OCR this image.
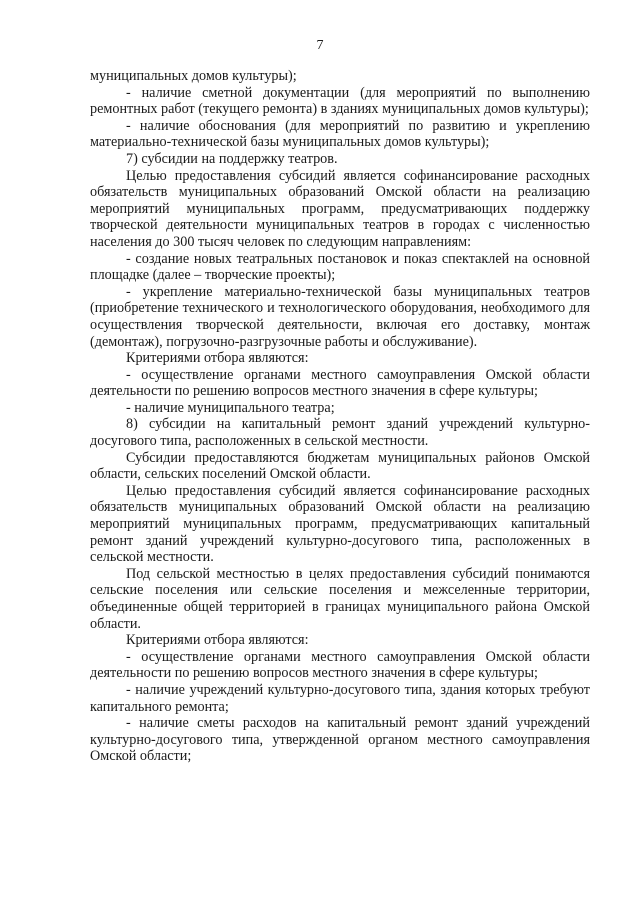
7

муниципальных домов культуры);

- наличие сметной документации (для мероприятий по выполнению ремонтных работ (текущего ремонта) в зданиях муниципальных домов культуры);

- наличие обоснования (для мероприятий по развитию и укреплению материально-технической базы муниципальных домов культуры);

7) субсидии на поддержку театров.

Целью предоставления субсидий является софинансирование расходных обязательств муниципальных образований Омской области на реализацию мероприятий муниципальных программ, предусматривающих поддержку творческой деятельности муниципальных театров в городах с численностью населения до 300 тысяч человек по следующим направлениям:

- создание новых театральных постановок и показ спектаклей на основной площадке (далее – творческие проекты);

- укрепление материально-технической базы муниципальных театров (приобретение технического и технологического оборудования, необходимого для осуществления творческой деятельности, включая его доставку, монтаж (демонтаж), погрузочно-разгрузочные работы и обслуживание).

Критериями отбора являются:

- осуществление органами местного самоуправления Омской области деятельности по решению вопросов местного значения в сфере культуры;

- наличие муниципального театра;

8) субсидии на капитальный ремонт зданий учреждений культурно-досугового типа, расположенных в сельской местности.

Субсидии предоставляются бюджетам муниципальных районов Омской области, сельских поселений Омской области.

Целью предоставления субсидий является софинансирование расходных обязательств муниципальных образований Омской области на реализацию мероприятий муниципальных программ, предусматривающих капитальный ремонт зданий учреждений культурно-досугового типа, расположенных в сельской местности.

Под сельской местностью в целях предоставления субсидий понимаются сельские поселения или сельские поселения и межселенные территории, объединенные общей территорией в границах муниципального района Омской области.

Критериями отбора являются:

- осуществление органами местного самоуправления Омской области деятельности по решению вопросов местного значения в сфере культуры;

- наличие учреждений культурно-досугового типа, здания которых требуют капитального ремонта;

- наличие сметы расходов на капитальный ремонт зданий учреждений культурно-досугового типа, утвержденной органом местного самоуправления Омской области;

- - -

**The problem**. Quote the preceding listing precisely and completely, omitting its images.

**Written reply**.
OCR this image.
7

муниципальных домов культуры);

- наличие сметной документации (для мероприятий по выполнению ремонтных работ (текущего ремонта) в зданиях муниципальных домов культуры);

- наличие обоснования (для мероприятий по развитию и укреплению материально-технической базы муниципальных домов культуры);

7) субсидии на поддержку театров.

Целью предоставления субсидий является софинансирование расходных обязательств муниципальных образований Омской области на реализацию мероприятий муниципальных программ, предусматривающих поддержку творческой деятельности муниципальных театров в городах с численностью населения до 300 тысяч человек по следующим направлениям:

- создание новых театральных постановок и показ спектаклей на основной площадке (далее – творческие проекты);

- укрепление материально-технической базы муниципальных театров (приобретение технического и технологического оборудования, необходимого для осуществления творческой деятельности, включая его доставку, монтаж (демонтаж), погрузочно-разгрузочные работы и обслуживание).

Критериями отбора являются:

- осуществление органами местного самоуправления Омской области деятельности по решению вопросов местного значения в сфере культуры;

- наличие муниципального театра;

8) субсидии на капитальный ремонт зданий учреждений культурно-досугового типа, расположенных в сельской местности.

Субсидии предоставляются бюджетам муниципальных районов Омской области, сельских поселений Омской области.

Целью предоставления субсидий является софинансирование расходных обязательств муниципальных образований Омской области на реализацию мероприятий муниципальных программ, предусматривающих капитальный ремонт зданий учреждений культурно-досугового типа, расположенных в сельской местности.

Под сельской местностью в целях предоставления субсидий понимаются сельские поселения или сельские поселения и межселенные территории, объединенные общей территорией в границах муниципального района Омской области.

Критериями отбора являются:

- осуществление органами местного самоуправления Омской области деятельности по решению вопросов местного значения в сфере культуры;

- наличие учреждений культурно-досугового типа, здания которых требуют капитального ремонта;

- наличие сметы расходов на капитальный ремонт зданий учреждений культурно-досугового типа, утвержденной органом местного самоуправления Омской области;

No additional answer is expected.